• **Your goal**
Pictures stay out; everything else in the records below is copied exactly.

• **Exercise inputs**
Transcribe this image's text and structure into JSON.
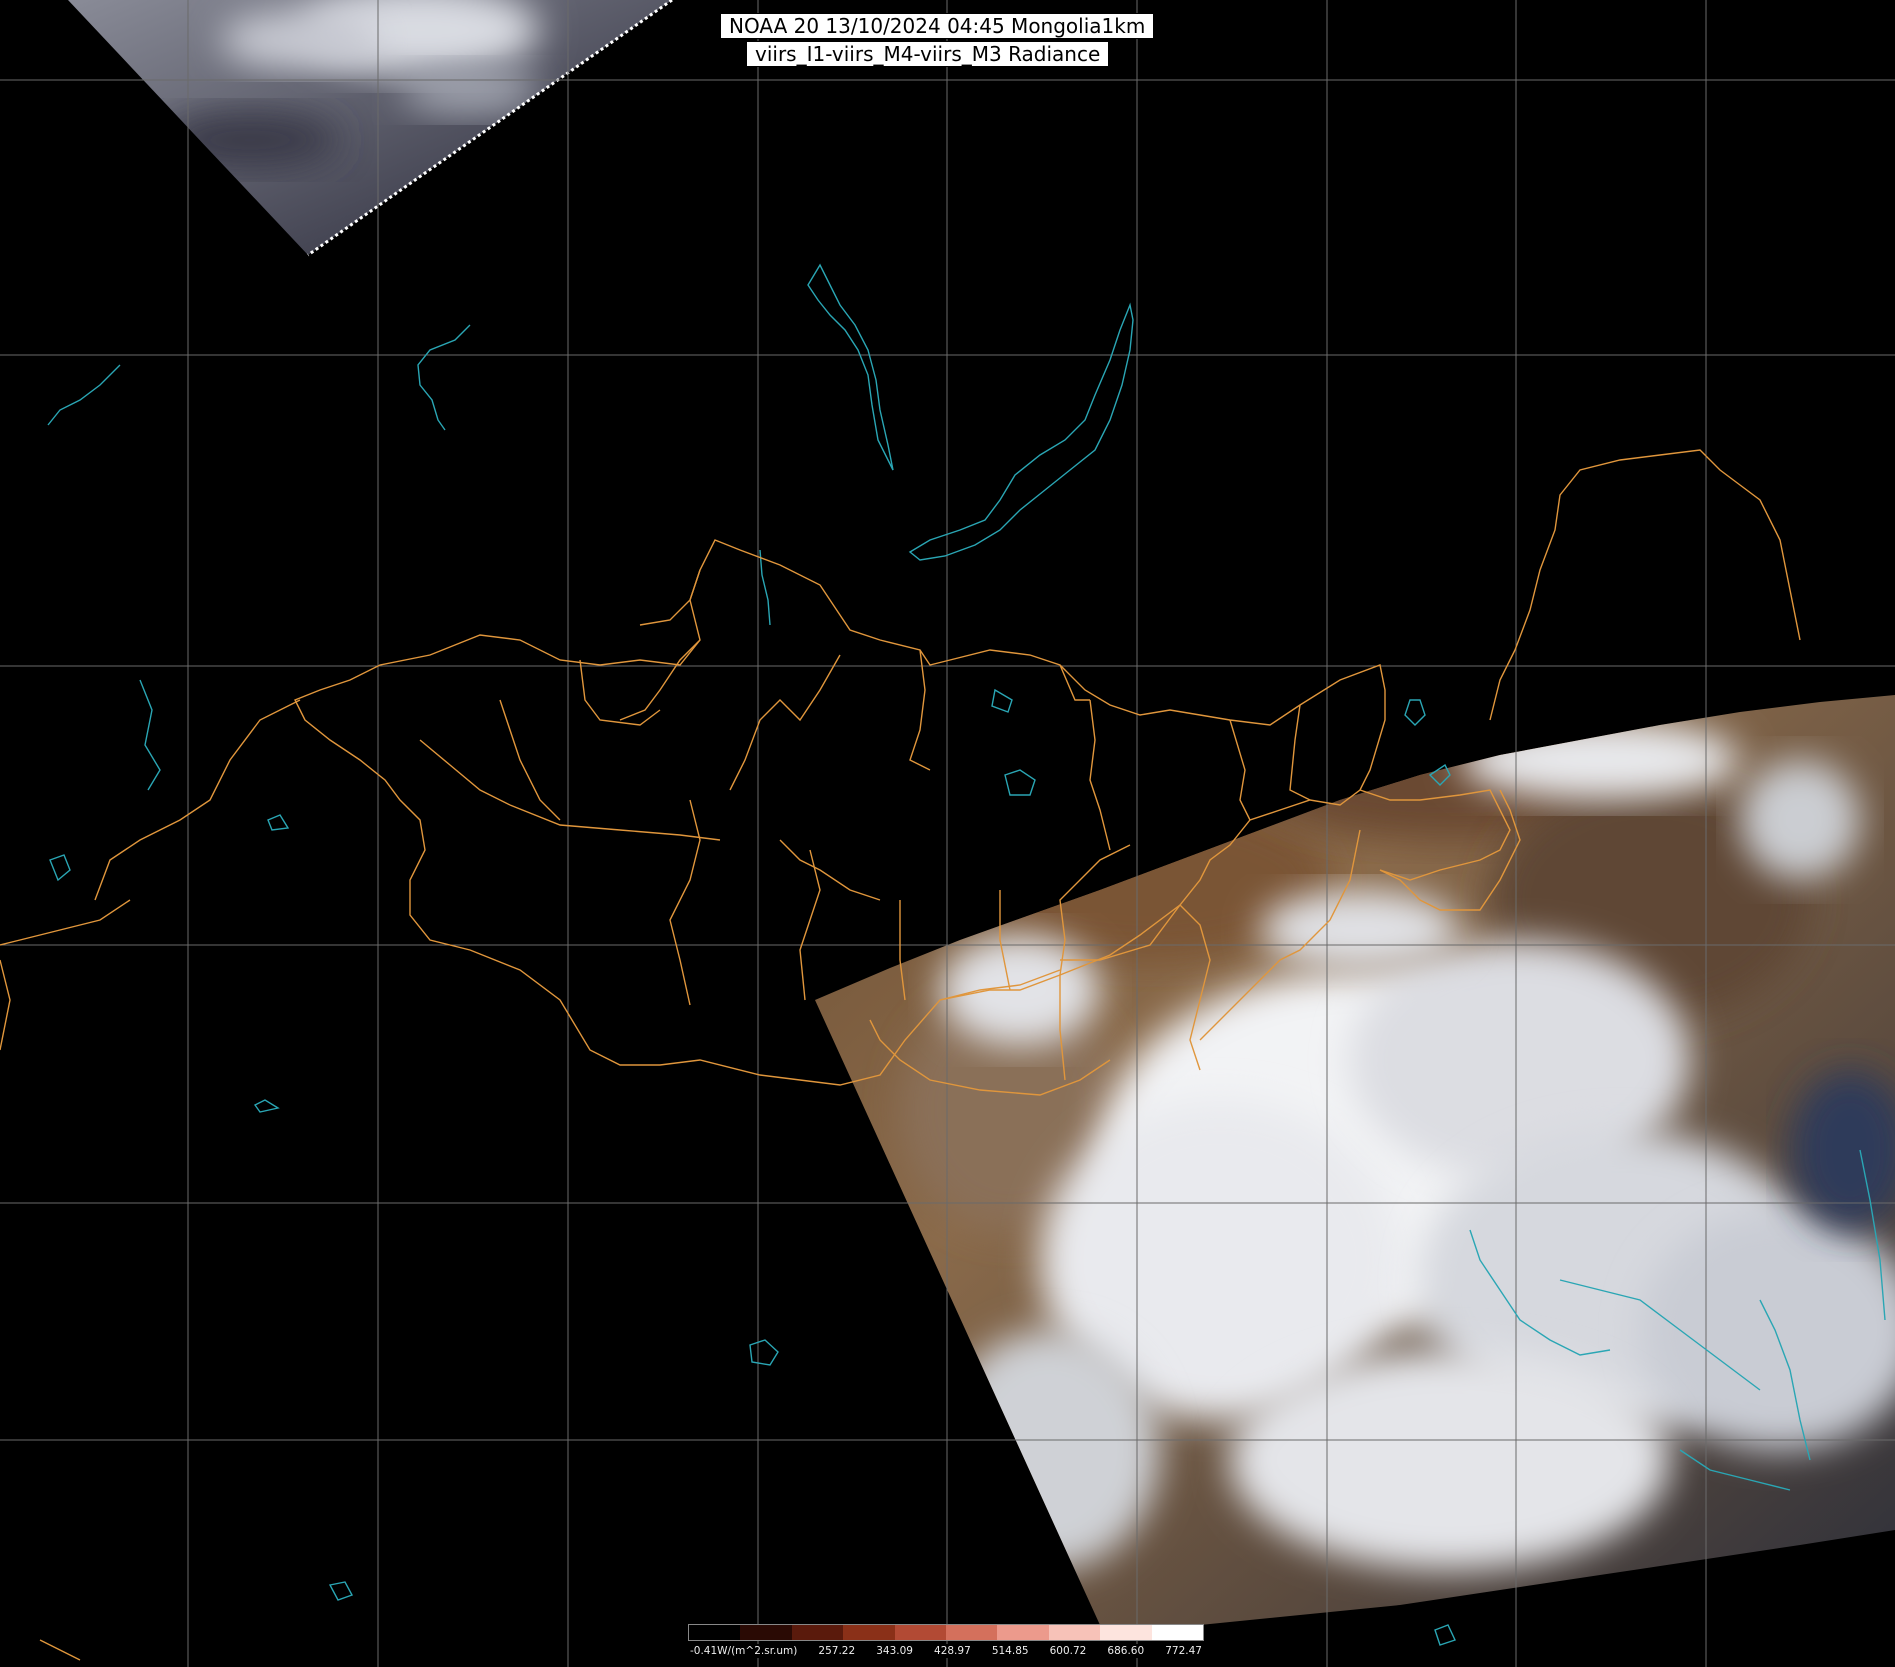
{
  "header": {
    "line1": "NOAA 20 13/10/2024 04:45 Mongolia1km",
    "line2": "viirs_I1-viirs_M4-viirs_M3 Radiance"
  },
  "legend": {
    "labels": [
      "-0.41W/(m^2.sr.um)",
      "257.22",
      "343.09",
      "428.97",
      "514.85",
      "600.72",
      "686.60",
      "772.47"
    ],
    "colors": [
      "#000000",
      "#2a0a04",
      "#5a1a0c",
      "#8a3018",
      "#b24a34",
      "#d4705c",
      "#ec9a8c",
      "#f7c2b8",
      "#fde4de",
      "#ffffff"
    ]
  },
  "colors": {
    "grid": "#6a6a6a",
    "borders": "#e0963c",
    "water": "#2aa6b4",
    "background": "#000000"
  }
}
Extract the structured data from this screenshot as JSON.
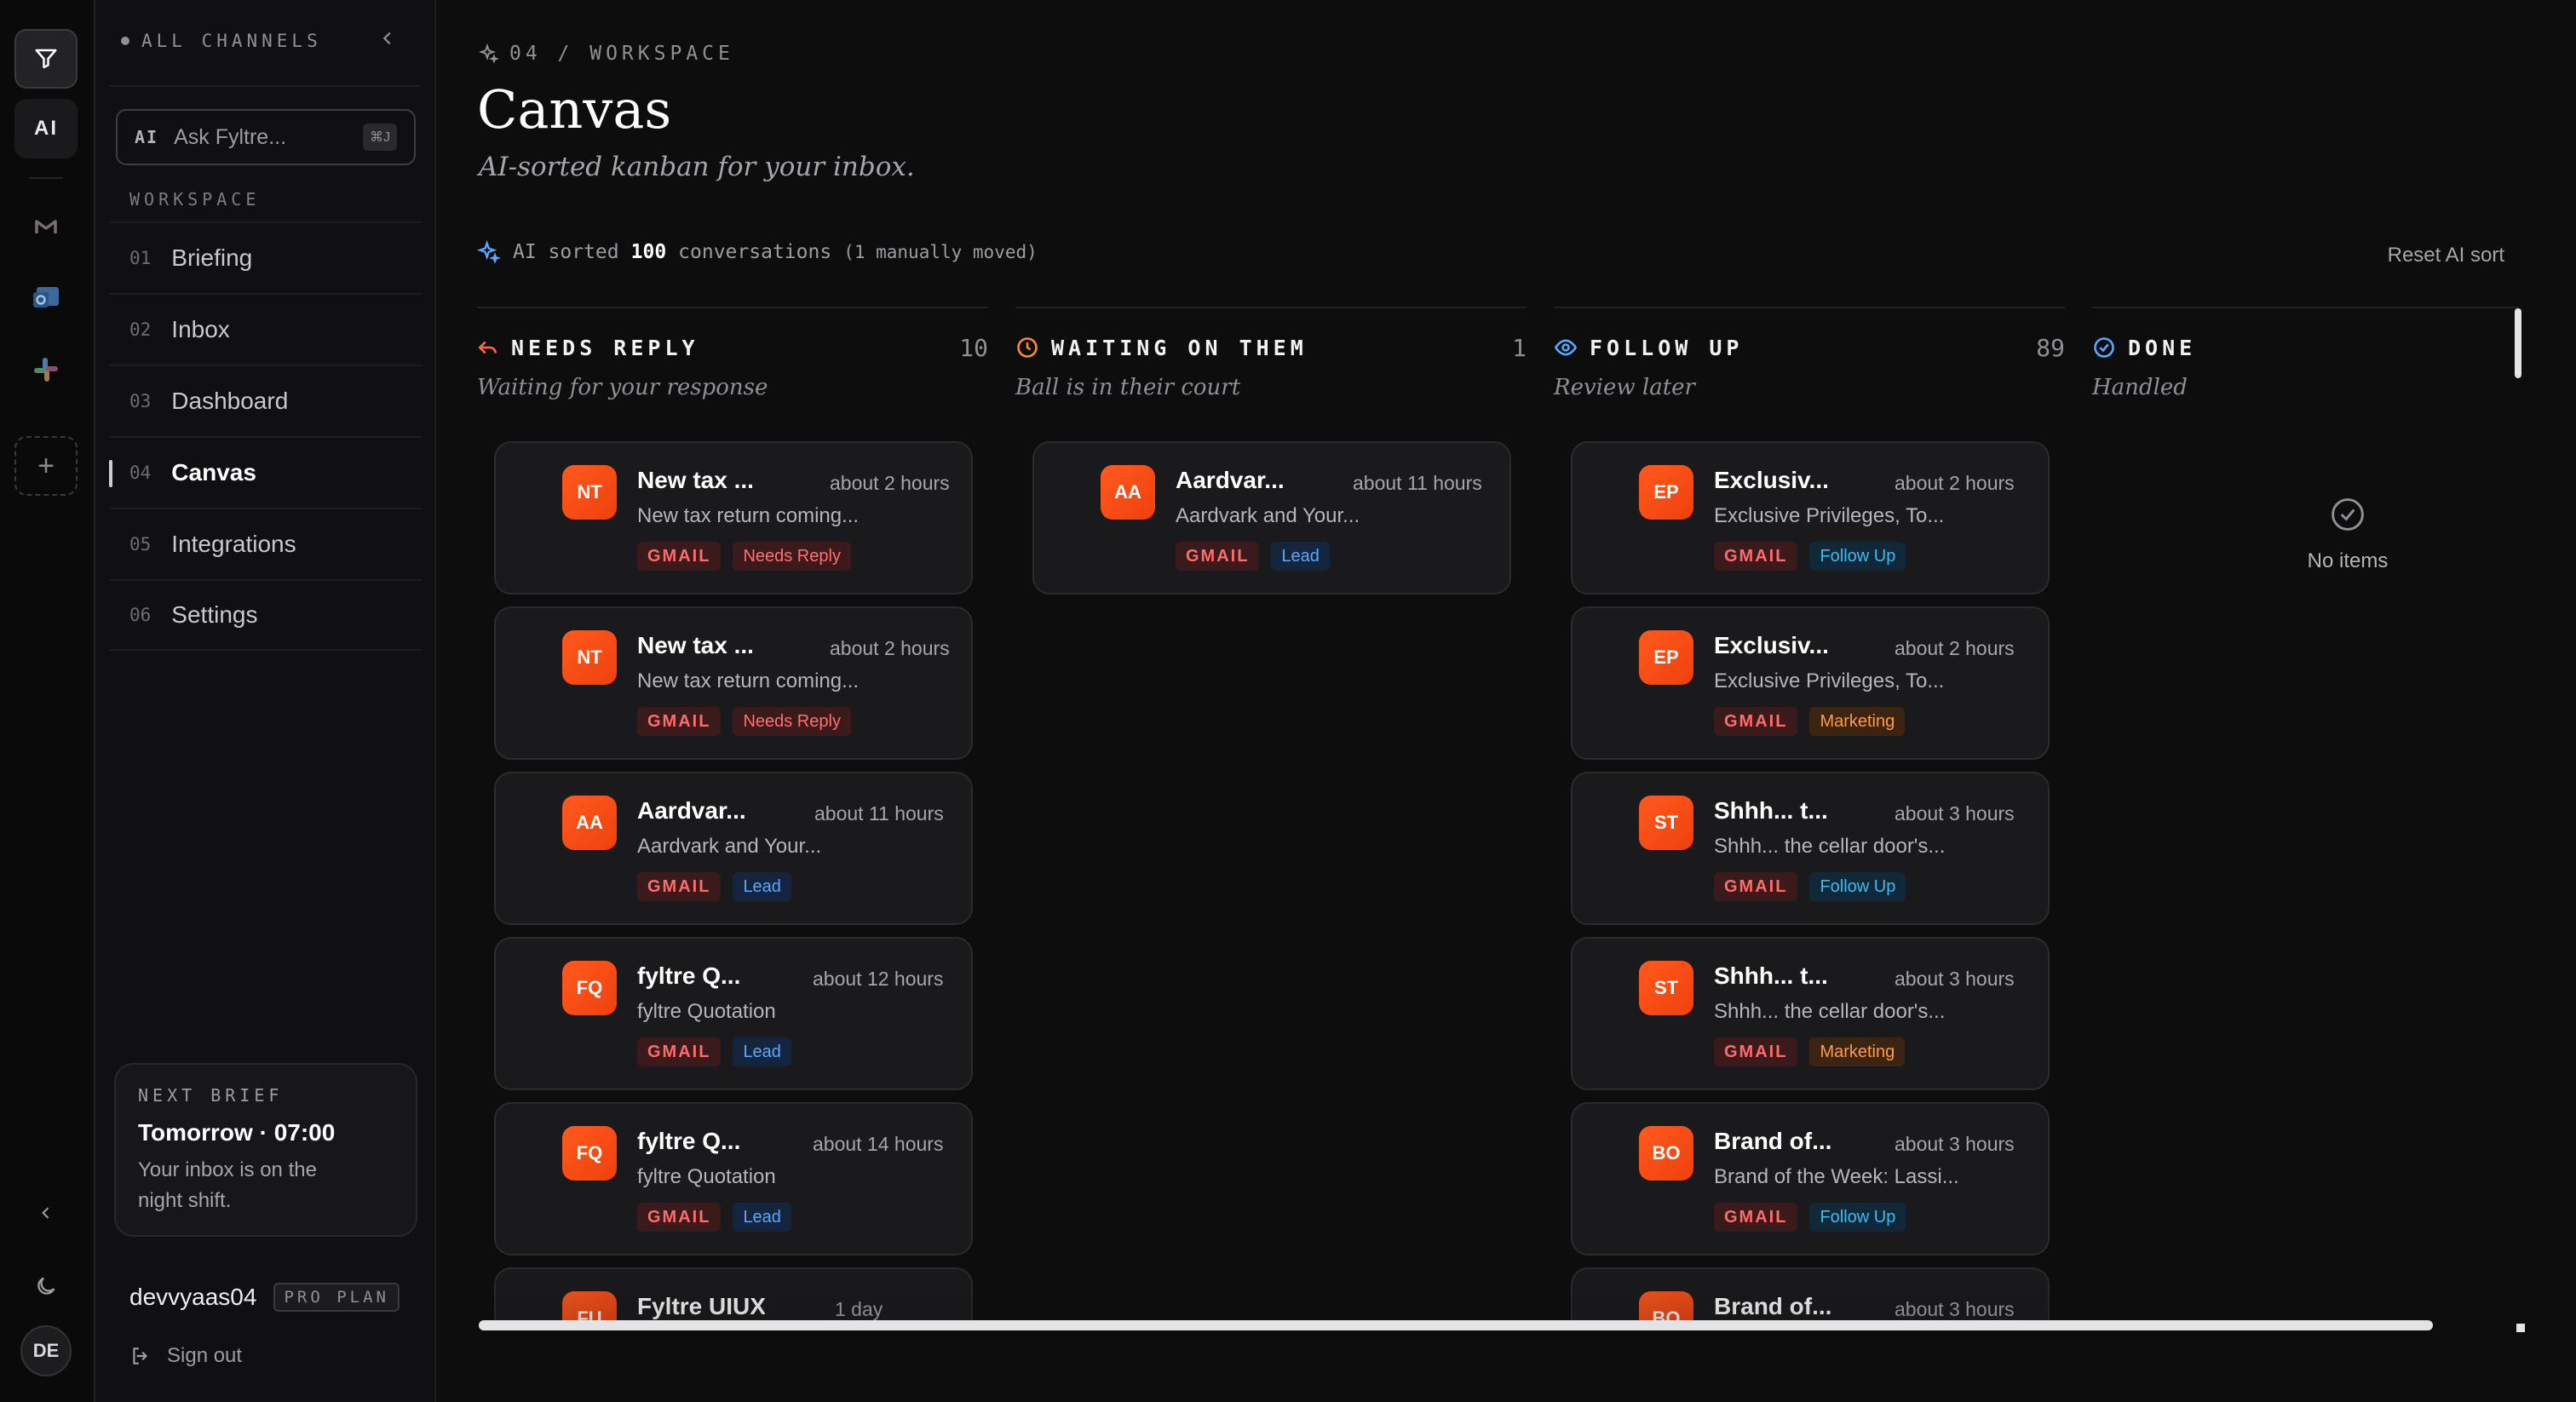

• **Exercise response**
Transcribe this image's text and structure into JSON.
{
  "header": {
    "line1": "NOAA 20 13/10/2024 04:45 Mongolia1km",
    "line2": "viirs_I1-viirs_M4-viirs_M3 Radiance"
  },
  "legend": {
    "labels": [
      "-0.41W/(m^2.sr.um)",
      "257.22",
      "343.09",
      "428.97",
      "514.85",
      "600.72",
      "686.60",
      "772.47"
    ],
    "colors": [
      "#000000",
      "#2a0a04",
      "#5a1a0c",
      "#8a3018",
      "#b24a34",
      "#d4705c",
      "#ec9a8c",
      "#f7c2b8",
      "#fde4de",
      "#ffffff"
    ]
  },
  "colors": {
    "grid": "#6a6a6a",
    "borders": "#e0963c",
    "water": "#2aa6b4",
    "background": "#000000"
  }
}
Extract the structured data from this screenshot as JSON.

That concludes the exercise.